• **Request**
Find each line with "учреждениям" and copy it.

[Data records]
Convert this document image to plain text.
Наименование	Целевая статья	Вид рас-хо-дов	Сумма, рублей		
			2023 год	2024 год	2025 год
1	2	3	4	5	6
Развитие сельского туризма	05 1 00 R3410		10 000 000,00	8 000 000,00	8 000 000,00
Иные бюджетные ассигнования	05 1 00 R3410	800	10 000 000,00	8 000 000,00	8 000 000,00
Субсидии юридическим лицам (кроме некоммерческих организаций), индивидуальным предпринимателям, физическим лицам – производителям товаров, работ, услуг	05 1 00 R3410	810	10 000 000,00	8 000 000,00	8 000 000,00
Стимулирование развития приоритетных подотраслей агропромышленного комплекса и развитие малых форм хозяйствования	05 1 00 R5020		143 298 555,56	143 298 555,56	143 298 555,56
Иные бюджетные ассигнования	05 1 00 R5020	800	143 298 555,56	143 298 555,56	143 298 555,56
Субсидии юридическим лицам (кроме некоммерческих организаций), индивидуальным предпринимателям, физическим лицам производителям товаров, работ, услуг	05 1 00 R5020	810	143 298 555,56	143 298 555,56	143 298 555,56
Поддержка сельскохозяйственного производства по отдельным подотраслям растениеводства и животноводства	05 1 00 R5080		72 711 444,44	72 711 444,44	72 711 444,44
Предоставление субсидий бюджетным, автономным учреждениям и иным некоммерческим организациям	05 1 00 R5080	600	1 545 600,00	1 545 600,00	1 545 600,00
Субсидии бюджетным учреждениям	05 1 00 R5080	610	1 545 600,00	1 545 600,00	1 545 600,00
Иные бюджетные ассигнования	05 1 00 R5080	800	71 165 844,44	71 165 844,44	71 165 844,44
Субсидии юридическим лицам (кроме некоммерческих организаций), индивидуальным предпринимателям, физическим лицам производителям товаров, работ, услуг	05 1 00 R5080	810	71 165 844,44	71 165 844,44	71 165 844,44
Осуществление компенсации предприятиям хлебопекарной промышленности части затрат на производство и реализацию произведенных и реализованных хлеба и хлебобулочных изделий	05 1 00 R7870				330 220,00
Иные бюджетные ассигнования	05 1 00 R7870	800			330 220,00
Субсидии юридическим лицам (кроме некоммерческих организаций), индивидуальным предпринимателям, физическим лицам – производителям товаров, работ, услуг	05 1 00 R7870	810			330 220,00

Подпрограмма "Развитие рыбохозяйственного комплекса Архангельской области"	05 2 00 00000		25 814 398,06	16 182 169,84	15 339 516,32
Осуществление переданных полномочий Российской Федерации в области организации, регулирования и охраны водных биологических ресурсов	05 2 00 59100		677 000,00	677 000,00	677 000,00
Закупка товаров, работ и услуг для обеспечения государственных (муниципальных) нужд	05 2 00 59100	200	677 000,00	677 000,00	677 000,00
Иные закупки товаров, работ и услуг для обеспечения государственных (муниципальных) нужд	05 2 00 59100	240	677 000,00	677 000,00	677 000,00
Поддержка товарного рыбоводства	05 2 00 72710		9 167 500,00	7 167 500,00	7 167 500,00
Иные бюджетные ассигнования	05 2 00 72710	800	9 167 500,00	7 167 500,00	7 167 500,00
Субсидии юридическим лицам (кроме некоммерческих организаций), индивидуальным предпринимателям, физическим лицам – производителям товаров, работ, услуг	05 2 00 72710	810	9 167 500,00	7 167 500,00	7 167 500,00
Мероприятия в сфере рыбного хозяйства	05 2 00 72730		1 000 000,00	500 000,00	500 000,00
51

• **Complete response**
Предоставление субсидий бюджетным, автономным учреждениям и иным некоммерческим организациям	05 1 00 R5080	600	1 545 600,00	1 545 600,00	1 545 600,00
Субсидии бюджетным учреждениям	05 1 00 R5080	610	1 545 600,00	1 545 600,00	1 545 600,00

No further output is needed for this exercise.